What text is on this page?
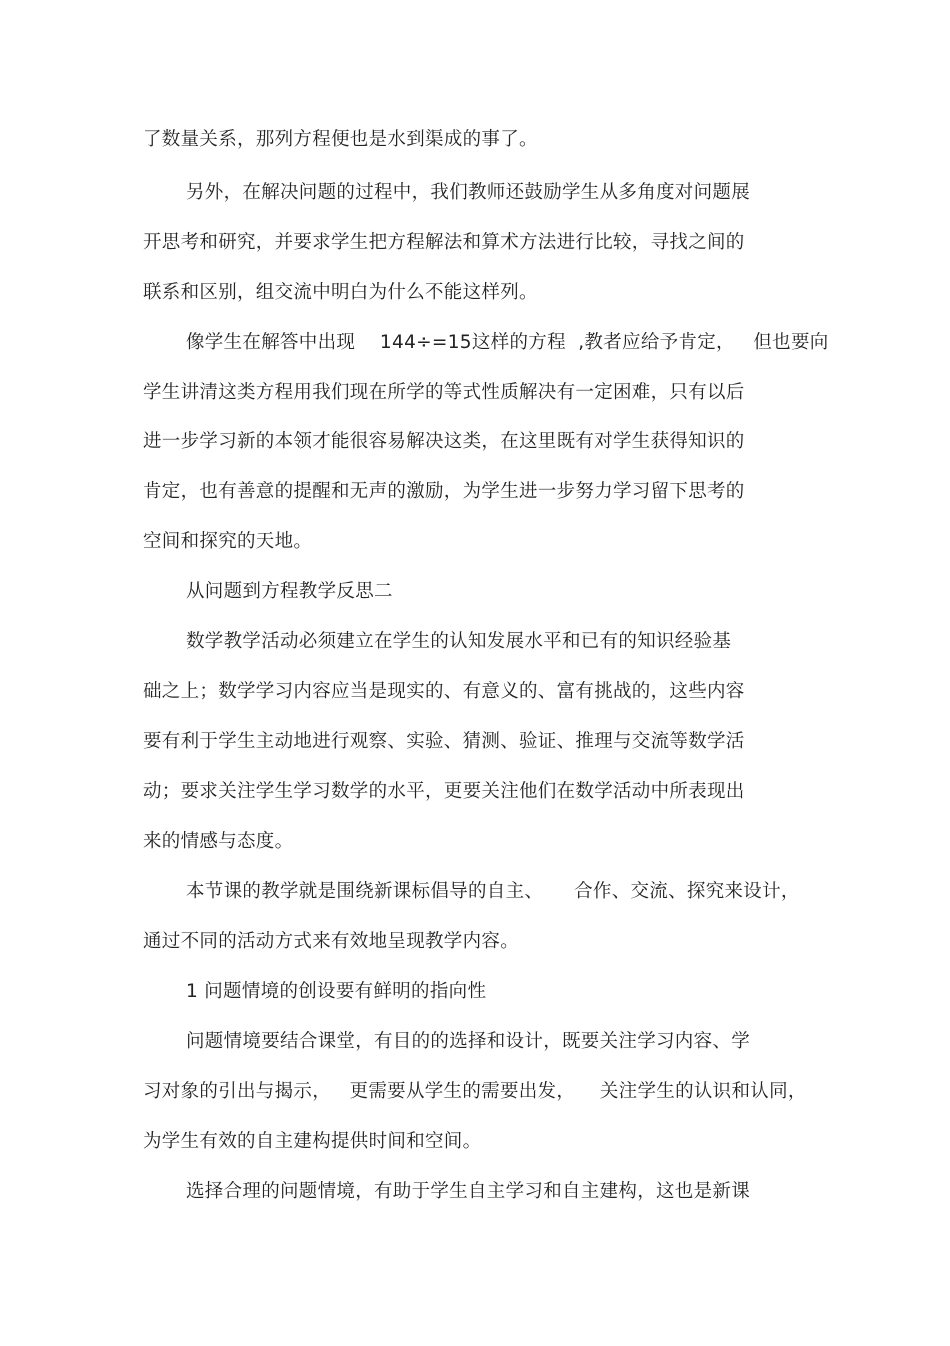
了数量关系，那列方程便也是水到渠成的事了。
另外，在解决问题的过程中，我们教师还鼓励学生从多角度对问题展
开思考和研究，并要求学生把方程解法和算术方法进行比较，寻找之间的
联系和区别，组交流中明白为什么不能这样列。
像学生在解答中出现    144÷=15这样的方程  ,教者应给予肯定，   但也要向
学生讲清这类方程用我们现在所学的等式性质解决有一定困难，只有以后
进一步学习新的本领才能很容易解决这类，在这里既有对学生获得知识的
肯定，也有善意的提醒和无声的激励，为学生进一步努力学习留下思考的
空间和探究的天地。
从问题到方程教学反思二
数学教学活动必须建立在学生的认知发展水平和已有的知识经验基
础之上；数学学习内容应当是现实的、有意义的、富有挑战的，这些内容
要有利于学生主动地进行观察、实验、猜测、验证、推理与交流等数学活
动；要求关注学生学习数学的水平，更要关注他们在数学活动中所表现出
来的情感与态度。
本节课的教学就是围绕新课标倡导的自主、     合作、交流、探究来设计，
通过不同的活动方式来有效地呈现教学内容。
1 问题情境的创设要有鲜明的指向性
问题情境要结合课堂，有目的的选择和设计，既要关注学习内容、学
习对象的引出与揭示，   更需要从学生的需要出发，    关注学生的认识和认同，
为学生有效的自主建构提供时间和空间。
选择合理的问题情境，有助于学生自主学习和自主建构，这也是新课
────────────────────
_TASK GOAL_: The entries above should be reproduced exactly, without their pictures.

_RESPONSE TO THE TASK_:
What text is on this page?
了数量关系，那列方程便也是水到渠成的事了。
另外，在解决问题的过程中，我们教师还鼓励学生从多角度对问题展
开思考和研究，并要求学生把方程解法和算术方法进行比较，寻找之间的
联系和区别，组交流中明白为什么不能这样列。
像学生在解答中出现    144÷=15这样的方程  ,教者应给予肯定，   但也要向
学生讲清这类方程用我们现在所学的等式性质解决有一定困难，只有以后
进一步学习新的本领才能很容易解决这类，在这里既有对学生获得知识的
肯定，也有善意的提醒和无声的激励，为学生进一步努力学习留下思考的
空间和探究的天地。
从问题到方程教学反思二
数学教学活动必须建立在学生的认知发展水平和已有的知识经验基
础之上；数学学习内容应当是现实的、有意义的、富有挑战的，这些内容
要有利于学生主动地进行观察、实验、猜测、验证、推理与交流等数学活
动；要求关注学生学习数学的水平，更要关注他们在数学活动中所表现出
来的情感与态度。
本节课的教学就是围绕新课标倡导的自主、     合作、交流、探究来设计，
通过不同的活动方式来有效地呈现教学内容。
1 问题情境的创设要有鲜明的指向性
问题情境要结合课堂，有目的的选择和设计，既要关注学习内容、学
习对象的引出与揭示，   更需要从学生的需要出发，    关注学生的认识和认同，
为学生有效的自主建构提供时间和空间。
选择合理的问题情境，有助于学生自主学习和自主建构，这也是新课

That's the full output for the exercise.